[Begin]

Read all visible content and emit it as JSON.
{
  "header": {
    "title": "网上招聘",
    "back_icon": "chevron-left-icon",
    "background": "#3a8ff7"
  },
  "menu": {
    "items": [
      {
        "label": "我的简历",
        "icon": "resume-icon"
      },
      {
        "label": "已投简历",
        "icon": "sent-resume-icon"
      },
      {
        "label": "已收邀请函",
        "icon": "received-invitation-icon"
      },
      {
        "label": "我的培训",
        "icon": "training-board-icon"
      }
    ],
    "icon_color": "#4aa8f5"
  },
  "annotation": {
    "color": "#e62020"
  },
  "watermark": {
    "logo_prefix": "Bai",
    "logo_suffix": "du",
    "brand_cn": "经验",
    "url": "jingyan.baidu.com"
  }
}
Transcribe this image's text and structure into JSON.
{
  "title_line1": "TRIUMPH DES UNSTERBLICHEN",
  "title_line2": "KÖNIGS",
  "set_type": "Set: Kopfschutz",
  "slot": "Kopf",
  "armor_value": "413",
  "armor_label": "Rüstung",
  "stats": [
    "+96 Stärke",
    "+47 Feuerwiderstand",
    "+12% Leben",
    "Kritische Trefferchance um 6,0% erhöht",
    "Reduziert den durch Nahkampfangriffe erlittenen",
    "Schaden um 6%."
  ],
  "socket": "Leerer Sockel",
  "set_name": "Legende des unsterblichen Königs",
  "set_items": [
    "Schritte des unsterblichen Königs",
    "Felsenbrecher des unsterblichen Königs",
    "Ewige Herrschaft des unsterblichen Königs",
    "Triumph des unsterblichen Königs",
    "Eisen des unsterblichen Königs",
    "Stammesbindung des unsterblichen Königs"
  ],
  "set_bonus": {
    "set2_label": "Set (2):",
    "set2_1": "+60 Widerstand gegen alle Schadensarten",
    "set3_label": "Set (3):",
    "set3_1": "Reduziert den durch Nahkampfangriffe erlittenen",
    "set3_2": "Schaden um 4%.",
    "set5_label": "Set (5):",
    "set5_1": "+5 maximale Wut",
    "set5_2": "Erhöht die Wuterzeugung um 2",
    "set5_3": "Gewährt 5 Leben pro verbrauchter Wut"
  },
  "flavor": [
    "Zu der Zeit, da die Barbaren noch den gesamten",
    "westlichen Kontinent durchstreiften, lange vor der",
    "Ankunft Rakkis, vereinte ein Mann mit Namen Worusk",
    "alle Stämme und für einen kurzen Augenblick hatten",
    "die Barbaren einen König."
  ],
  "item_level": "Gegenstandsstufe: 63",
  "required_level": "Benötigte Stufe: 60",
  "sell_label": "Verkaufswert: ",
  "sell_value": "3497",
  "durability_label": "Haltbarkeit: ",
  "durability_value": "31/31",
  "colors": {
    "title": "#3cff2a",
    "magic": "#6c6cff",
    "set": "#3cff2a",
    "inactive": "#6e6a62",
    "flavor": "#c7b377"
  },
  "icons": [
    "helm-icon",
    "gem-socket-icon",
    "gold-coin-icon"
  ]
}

[End]

*Problem to solve*
Gather each line from the entries above that includes the word "erlittenen".

*Answer to the problem*
    "Reduziert den durch Nahkampfangriffe erlittenen",
    "set3_1": "Reduziert den durch Nahkampfangriffe erlittenen",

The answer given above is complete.